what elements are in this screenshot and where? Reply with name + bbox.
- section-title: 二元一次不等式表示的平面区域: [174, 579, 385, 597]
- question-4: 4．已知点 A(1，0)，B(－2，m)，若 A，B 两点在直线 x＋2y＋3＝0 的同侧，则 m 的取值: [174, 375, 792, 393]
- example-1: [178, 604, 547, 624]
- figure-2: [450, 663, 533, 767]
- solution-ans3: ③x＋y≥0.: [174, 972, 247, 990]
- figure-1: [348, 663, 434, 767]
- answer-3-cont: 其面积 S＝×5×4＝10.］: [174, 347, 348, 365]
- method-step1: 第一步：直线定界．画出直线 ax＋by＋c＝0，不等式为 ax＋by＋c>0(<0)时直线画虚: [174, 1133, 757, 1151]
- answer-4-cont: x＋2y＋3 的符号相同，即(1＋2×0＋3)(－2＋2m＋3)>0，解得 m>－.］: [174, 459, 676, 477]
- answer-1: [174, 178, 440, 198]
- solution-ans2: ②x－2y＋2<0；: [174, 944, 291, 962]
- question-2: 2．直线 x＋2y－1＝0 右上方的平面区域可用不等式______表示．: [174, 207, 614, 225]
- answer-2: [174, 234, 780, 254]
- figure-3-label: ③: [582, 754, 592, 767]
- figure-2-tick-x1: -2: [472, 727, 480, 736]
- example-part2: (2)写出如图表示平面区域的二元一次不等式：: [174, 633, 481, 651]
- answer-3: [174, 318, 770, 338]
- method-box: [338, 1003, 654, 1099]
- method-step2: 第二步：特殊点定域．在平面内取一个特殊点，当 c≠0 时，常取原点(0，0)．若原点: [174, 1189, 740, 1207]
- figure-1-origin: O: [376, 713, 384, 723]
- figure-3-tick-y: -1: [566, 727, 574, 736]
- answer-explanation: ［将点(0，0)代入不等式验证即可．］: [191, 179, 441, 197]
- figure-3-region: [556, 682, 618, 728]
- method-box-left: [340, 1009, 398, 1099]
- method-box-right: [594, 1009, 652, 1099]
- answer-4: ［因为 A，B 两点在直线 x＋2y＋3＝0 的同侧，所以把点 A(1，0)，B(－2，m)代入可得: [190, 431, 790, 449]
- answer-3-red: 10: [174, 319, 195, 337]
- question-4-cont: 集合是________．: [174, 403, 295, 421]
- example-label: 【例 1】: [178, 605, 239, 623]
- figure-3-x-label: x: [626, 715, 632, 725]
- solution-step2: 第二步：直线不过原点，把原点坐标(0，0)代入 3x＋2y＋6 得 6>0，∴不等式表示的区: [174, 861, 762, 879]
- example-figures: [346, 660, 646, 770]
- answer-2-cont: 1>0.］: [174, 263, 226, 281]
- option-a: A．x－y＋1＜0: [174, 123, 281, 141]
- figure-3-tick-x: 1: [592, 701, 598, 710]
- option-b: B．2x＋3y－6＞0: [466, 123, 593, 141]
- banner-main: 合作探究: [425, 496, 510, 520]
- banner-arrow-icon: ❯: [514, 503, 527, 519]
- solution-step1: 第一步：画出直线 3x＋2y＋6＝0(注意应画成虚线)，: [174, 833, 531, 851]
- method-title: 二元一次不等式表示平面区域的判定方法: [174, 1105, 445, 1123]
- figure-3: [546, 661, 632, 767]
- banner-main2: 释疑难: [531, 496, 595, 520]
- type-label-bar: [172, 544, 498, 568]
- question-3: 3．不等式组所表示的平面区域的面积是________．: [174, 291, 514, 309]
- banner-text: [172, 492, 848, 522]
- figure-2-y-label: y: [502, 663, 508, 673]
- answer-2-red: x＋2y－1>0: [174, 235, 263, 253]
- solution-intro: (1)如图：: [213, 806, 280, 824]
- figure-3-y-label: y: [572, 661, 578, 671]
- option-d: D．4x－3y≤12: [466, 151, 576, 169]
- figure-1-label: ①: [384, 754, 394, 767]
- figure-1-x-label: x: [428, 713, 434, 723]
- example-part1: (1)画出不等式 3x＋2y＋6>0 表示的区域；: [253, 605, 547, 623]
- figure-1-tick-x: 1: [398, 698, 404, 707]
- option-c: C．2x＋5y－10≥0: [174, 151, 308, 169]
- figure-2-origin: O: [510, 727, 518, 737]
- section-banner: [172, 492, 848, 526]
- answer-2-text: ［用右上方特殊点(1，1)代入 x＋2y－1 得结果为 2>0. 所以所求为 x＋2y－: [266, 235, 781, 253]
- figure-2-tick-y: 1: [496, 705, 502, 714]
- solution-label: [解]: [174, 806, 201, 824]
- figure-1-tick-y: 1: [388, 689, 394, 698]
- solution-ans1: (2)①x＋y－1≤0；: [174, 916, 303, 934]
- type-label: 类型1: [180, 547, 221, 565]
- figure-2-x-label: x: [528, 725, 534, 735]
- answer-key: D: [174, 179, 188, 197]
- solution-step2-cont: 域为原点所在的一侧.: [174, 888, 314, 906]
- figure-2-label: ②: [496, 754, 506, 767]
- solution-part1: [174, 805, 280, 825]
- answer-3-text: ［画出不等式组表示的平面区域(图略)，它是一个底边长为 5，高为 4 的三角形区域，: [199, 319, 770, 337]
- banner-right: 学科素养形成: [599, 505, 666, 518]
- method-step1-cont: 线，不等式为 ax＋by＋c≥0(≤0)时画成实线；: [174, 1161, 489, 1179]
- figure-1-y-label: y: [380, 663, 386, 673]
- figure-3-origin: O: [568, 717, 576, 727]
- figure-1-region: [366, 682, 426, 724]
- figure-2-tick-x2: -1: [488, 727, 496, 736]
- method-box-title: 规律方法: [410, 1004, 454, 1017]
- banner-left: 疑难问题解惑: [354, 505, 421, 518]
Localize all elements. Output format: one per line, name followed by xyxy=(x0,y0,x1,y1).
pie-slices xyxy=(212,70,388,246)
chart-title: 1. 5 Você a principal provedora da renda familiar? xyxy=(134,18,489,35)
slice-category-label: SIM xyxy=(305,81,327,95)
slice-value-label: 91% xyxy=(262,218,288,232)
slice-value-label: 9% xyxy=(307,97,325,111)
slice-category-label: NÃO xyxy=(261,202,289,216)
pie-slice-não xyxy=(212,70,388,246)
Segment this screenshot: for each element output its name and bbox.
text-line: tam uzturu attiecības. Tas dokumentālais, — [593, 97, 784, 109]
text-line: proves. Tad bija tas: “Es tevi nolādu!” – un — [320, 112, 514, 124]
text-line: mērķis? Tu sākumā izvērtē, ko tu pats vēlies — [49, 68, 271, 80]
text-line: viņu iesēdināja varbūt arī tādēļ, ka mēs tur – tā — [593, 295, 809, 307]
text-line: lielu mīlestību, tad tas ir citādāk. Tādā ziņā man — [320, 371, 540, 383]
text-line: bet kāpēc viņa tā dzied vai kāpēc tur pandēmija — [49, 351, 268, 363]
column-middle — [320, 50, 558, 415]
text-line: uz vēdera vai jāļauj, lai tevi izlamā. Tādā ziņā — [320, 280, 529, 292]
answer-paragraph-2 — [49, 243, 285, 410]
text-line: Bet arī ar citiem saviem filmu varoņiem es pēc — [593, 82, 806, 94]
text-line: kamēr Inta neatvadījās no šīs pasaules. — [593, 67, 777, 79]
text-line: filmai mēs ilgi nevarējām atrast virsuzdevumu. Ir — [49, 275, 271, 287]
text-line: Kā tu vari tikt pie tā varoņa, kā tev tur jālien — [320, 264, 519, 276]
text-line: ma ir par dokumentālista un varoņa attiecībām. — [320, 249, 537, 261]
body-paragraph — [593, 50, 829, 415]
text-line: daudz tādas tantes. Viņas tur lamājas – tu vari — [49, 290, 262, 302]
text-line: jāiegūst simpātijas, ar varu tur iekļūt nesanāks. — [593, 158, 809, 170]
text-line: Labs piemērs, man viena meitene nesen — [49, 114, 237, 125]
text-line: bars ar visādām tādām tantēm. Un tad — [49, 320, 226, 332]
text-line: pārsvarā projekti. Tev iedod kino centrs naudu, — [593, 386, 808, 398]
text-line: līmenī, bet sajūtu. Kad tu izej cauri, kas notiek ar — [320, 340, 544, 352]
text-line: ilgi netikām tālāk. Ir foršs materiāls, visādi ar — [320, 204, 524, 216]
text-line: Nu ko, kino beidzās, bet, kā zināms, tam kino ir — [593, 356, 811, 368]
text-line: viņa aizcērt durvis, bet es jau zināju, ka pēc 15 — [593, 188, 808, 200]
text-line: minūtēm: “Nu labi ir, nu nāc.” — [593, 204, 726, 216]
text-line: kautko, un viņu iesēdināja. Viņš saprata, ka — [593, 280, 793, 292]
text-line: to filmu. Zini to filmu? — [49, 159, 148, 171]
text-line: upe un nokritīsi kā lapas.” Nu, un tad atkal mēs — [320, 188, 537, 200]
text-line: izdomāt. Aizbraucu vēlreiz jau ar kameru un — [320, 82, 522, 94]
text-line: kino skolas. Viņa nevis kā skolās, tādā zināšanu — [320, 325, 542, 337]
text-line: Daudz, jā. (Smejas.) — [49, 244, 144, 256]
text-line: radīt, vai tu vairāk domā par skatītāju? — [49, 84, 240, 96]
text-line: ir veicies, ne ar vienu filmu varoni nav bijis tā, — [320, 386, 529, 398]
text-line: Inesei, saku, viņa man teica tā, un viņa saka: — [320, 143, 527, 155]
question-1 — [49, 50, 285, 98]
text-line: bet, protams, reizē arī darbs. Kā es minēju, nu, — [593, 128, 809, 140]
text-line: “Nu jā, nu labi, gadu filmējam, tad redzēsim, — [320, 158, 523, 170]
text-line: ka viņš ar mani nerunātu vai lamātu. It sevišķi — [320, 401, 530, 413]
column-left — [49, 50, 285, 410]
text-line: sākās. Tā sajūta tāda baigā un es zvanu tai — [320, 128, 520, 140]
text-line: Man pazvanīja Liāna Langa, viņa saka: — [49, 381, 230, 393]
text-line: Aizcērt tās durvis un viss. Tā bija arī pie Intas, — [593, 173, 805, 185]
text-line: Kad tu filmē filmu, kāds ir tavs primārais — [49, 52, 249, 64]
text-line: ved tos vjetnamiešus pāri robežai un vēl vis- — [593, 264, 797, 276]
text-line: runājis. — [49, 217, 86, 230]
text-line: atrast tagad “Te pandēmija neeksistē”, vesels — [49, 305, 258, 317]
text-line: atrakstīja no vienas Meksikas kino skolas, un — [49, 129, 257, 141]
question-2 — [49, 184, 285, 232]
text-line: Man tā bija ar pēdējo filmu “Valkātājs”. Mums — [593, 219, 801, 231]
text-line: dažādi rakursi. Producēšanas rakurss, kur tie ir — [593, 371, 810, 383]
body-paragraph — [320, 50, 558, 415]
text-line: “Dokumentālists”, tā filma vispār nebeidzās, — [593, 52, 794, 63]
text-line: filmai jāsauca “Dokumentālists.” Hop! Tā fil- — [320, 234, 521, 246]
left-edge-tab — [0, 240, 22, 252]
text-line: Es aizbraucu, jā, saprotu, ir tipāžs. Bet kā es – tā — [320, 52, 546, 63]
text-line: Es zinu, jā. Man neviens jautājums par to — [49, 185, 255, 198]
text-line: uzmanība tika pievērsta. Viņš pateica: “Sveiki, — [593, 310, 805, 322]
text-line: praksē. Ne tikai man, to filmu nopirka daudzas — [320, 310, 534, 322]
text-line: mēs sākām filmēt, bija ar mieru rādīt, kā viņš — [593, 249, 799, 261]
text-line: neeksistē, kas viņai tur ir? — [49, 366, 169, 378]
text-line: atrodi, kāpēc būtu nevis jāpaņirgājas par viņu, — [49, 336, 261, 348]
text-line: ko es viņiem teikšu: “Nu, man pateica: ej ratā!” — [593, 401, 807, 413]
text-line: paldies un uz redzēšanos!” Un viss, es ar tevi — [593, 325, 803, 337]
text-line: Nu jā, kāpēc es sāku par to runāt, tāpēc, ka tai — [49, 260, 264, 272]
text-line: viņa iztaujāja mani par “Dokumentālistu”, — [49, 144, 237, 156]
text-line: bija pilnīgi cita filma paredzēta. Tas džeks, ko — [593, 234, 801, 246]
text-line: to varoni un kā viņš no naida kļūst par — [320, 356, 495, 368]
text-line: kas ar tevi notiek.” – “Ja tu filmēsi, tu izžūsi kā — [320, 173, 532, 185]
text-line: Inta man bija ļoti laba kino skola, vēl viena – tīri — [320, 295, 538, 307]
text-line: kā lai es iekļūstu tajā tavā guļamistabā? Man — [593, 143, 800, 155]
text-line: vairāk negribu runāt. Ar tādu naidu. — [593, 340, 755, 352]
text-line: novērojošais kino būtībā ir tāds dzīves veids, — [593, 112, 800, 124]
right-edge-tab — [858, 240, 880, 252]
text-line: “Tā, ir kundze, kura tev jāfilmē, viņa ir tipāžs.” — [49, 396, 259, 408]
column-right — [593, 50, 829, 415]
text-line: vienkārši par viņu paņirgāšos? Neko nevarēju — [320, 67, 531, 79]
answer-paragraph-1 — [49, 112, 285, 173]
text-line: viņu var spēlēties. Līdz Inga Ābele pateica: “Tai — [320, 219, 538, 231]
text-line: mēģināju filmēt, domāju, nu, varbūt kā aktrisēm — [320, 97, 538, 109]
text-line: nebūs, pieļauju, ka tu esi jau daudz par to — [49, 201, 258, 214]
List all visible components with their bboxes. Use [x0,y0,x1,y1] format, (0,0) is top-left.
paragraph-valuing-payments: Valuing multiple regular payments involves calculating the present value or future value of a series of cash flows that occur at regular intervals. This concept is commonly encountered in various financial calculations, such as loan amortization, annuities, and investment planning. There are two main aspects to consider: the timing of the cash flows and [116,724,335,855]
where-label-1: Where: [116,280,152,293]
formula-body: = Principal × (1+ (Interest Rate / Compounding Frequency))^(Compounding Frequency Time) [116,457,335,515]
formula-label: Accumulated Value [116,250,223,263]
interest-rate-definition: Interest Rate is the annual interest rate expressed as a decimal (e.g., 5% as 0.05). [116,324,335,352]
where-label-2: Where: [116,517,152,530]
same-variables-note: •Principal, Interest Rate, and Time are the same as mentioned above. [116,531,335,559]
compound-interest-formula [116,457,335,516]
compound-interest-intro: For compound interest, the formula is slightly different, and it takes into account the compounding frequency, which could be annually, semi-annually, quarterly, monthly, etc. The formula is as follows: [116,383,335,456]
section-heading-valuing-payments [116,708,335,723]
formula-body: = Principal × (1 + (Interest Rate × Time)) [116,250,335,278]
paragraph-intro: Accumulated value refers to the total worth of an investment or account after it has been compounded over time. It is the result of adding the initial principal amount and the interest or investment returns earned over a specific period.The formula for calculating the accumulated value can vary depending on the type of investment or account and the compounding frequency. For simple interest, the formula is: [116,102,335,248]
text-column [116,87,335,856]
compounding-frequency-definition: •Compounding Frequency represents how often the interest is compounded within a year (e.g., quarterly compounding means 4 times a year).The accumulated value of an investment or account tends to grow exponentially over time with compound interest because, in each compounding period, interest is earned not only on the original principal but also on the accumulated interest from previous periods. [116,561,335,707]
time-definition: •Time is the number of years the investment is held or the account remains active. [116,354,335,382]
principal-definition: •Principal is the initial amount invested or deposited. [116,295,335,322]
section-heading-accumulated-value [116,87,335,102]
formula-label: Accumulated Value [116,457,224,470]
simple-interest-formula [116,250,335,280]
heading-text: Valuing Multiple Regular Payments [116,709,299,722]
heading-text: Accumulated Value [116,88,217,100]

——

» **What you have to do**:
Convert the listing, from its first line through the line containing "- figure-3-label: ③: [582, 754, 592, 767]" inclusive, into a numbered list, omitting any blank lines.

» **Response to the task**:
1. what elements are in this screenshot and where? Reply with name + bbox.
2. - section-title: 二元一次不等式表示的平面区域: [174, 579, 385, 597]
3. - question-4: 4．已知点 A(1，0)，B(－2，m)，若 A，B 两点在直线 x＋2y＋3＝0 的同侧，则 m 的取值: [174, 375, 792, 393]
4. - example-1: [178, 604, 547, 624]
5. - figure-2: [450, 663, 533, 767]
6. - solution-ans3: ③x＋y≥0.: [174, 972, 247, 990]
7. - figure-1: [348, 663, 434, 767]
8. - answer-3-cont: 其面积 S＝×5×4＝10.］: [174, 347, 348, 365]
9. - method-step1: 第一步：直线定界．画出直线 ax＋by＋c＝0，不等式为 ax＋by＋c>0(<0)时直线画虚: [174, 1133, 757, 1151]
10. - answer-4-cont: x＋2y＋3 的符号相同，即(1＋2×0＋3)(－2＋2m＋3)>0，解得 m>－.］: [174, 459, 676, 477]
11. - answer-1: [174, 178, 440, 198]
12. - solution-ans2: ②x－2y＋2<0；: [174, 944, 291, 962]
13. - question-2: 2．直线 x＋2y－1＝0 右上方的平面区域可用不等式______表示．: [174, 207, 614, 225]
14. - answer-2: [174, 234, 780, 254]
15. - figure-3-label: ③: [582, 754, 592, 767]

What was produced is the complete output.